REQUIRED WORK
Of the lines in the entries, how many hold the word "title"? Give that number alone.

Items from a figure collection
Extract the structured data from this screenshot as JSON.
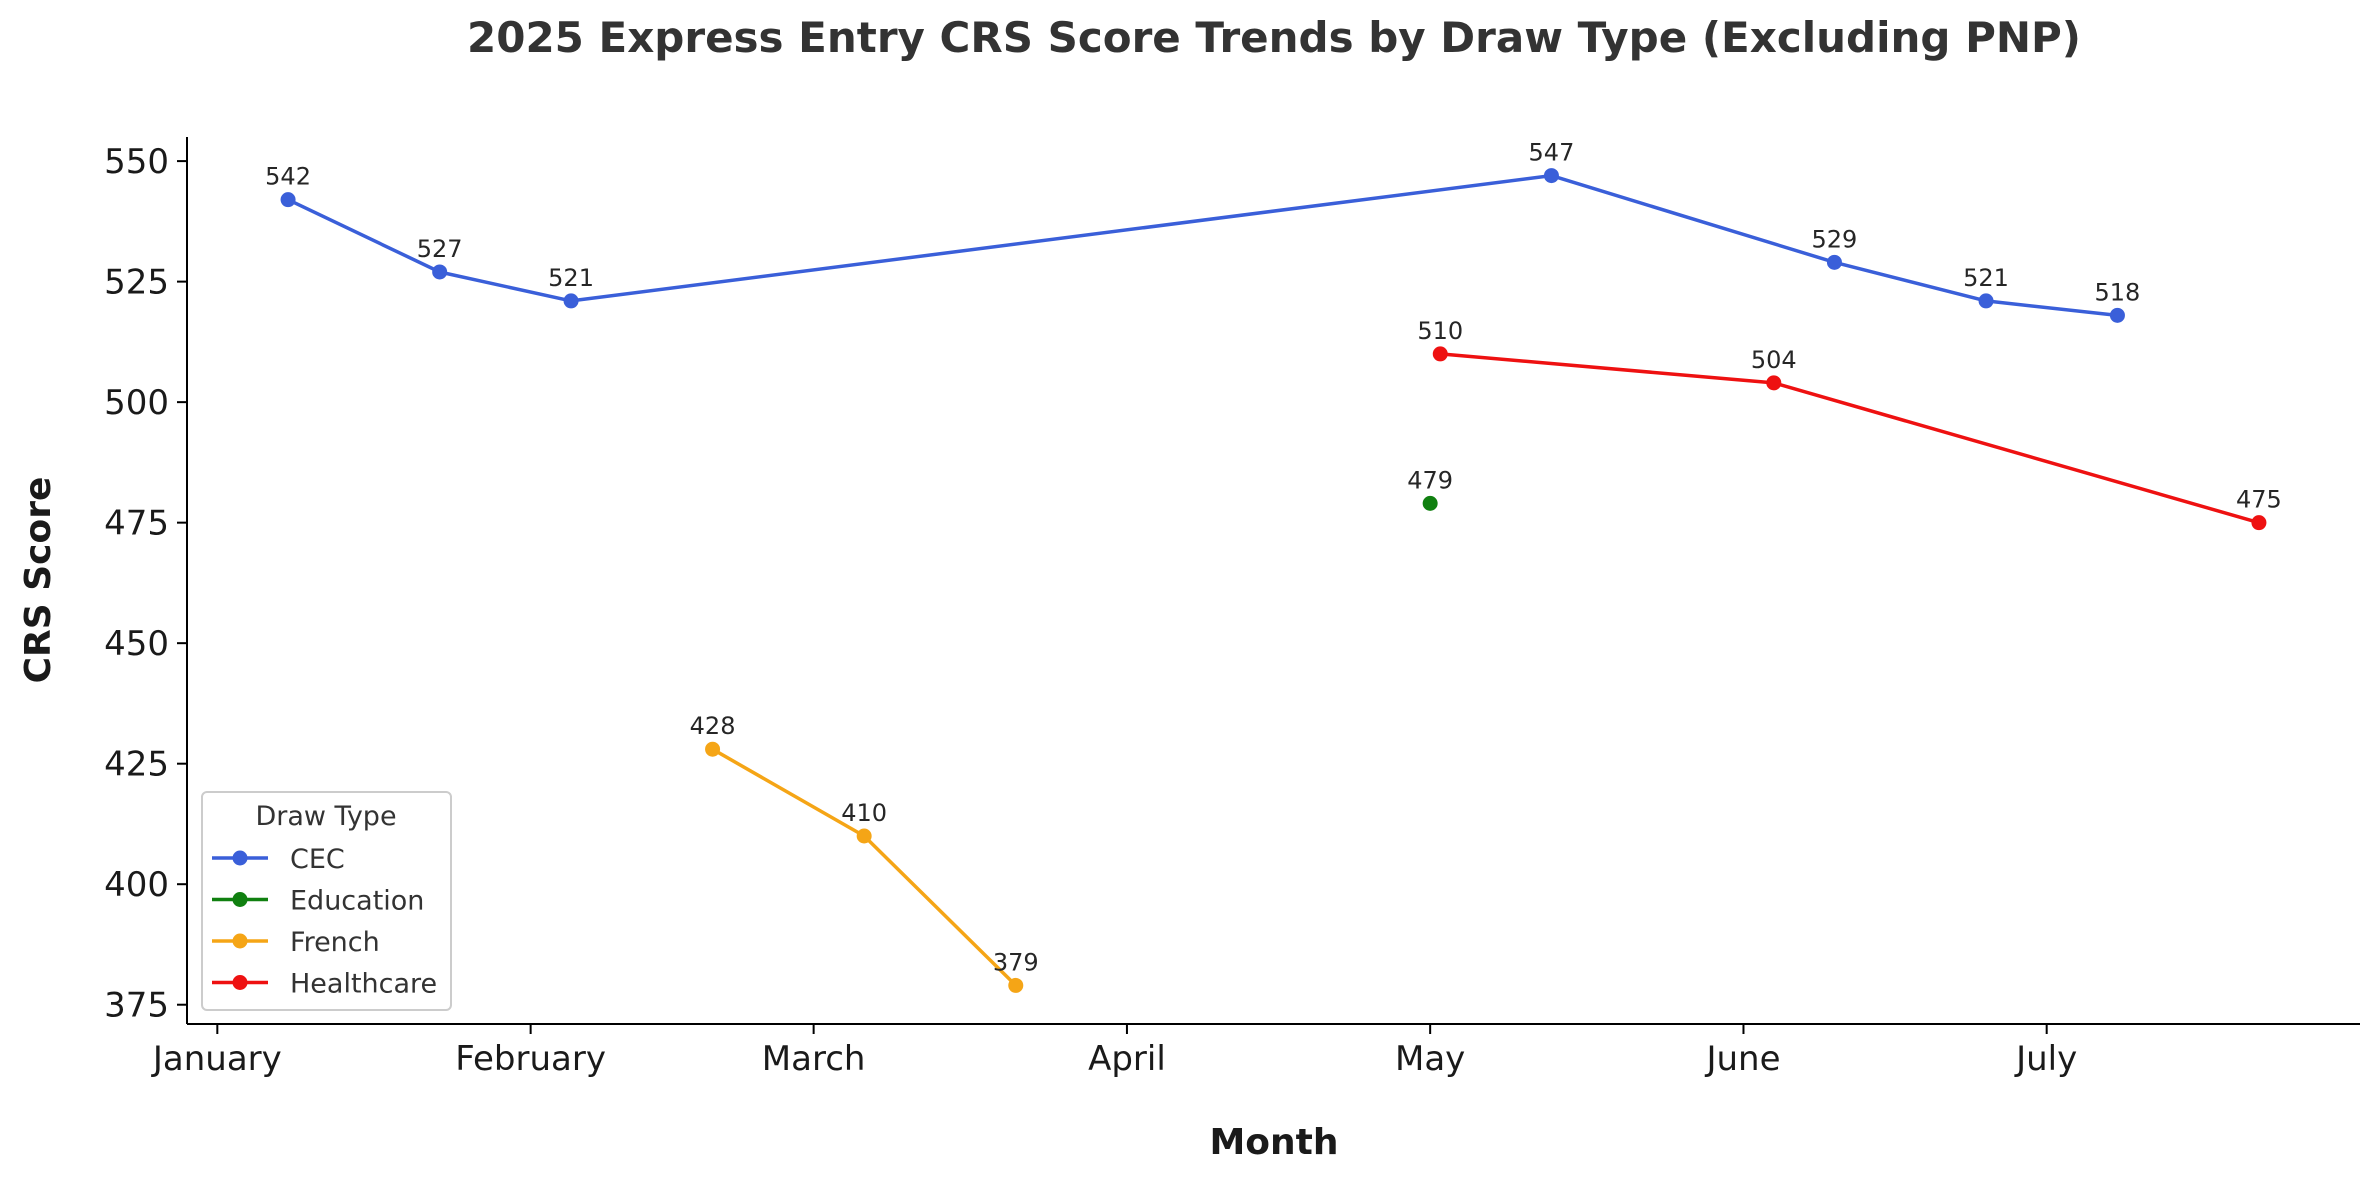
{
  "chart_data": {
    "type": "line",
    "title": "2025 Express Entry CRS Score Trends by Draw Type (Excluding PNP)",
    "xlabel": "Month",
    "ylabel": "CRS Score",
    "x_ticks": [
      {
        "label": "January",
        "date": "2025-01-01"
      },
      {
        "label": "February",
        "date": "2025-02-01"
      },
      {
        "label": "March",
        "date": "2025-03-01"
      },
      {
        "label": "April",
        "date": "2025-04-01"
      },
      {
        "label": "May",
        "date": "2025-05-01"
      },
      {
        "label": "June",
        "date": "2025-06-01"
      },
      {
        "label": "July",
        "date": "2025-07-01"
      }
    ],
    "xlim": [
      "2024-12-29",
      "2025-08-01"
    ],
    "ylim": [
      371,
      555
    ],
    "y_ticks": [
      375,
      400,
      425,
      450,
      475,
      500,
      525,
      550
    ],
    "grid": false,
    "legend": {
      "title": "Draw Type",
      "placement": "lower-left"
    },
    "series": [
      {
        "name": "CEC",
        "color": "#3a5fd9",
        "points": [
          {
            "x": "2025-01-08",
            "y": 542
          },
          {
            "x": "2025-01-23",
            "y": 527
          },
          {
            "x": "2025-02-05",
            "y": 521
          },
          {
            "x": "2025-05-13",
            "y": 547
          },
          {
            "x": "2025-06-10",
            "y": 529
          },
          {
            "x": "2025-06-25",
            "y": 521
          },
          {
            "x": "2025-07-08",
            "y": 518
          }
        ]
      },
      {
        "name": "Education",
        "color": "#108010",
        "points": [
          {
            "x": "2025-05-01",
            "y": 479
          }
        ]
      },
      {
        "name": "French",
        "color": "#f5a516",
        "points": [
          {
            "x": "2025-02-19",
            "y": 428
          },
          {
            "x": "2025-03-06",
            "y": 410
          },
          {
            "x": "2025-03-21",
            "y": 379
          }
        ]
      },
      {
        "name": "Healthcare",
        "color": "#ee1111",
        "points": [
          {
            "x": "2025-05-02",
            "y": 510
          },
          {
            "x": "2025-06-04",
            "y": 504
          },
          {
            "x": "2025-07-22",
            "y": 475
          }
        ]
      }
    ]
  }
}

REPLY
2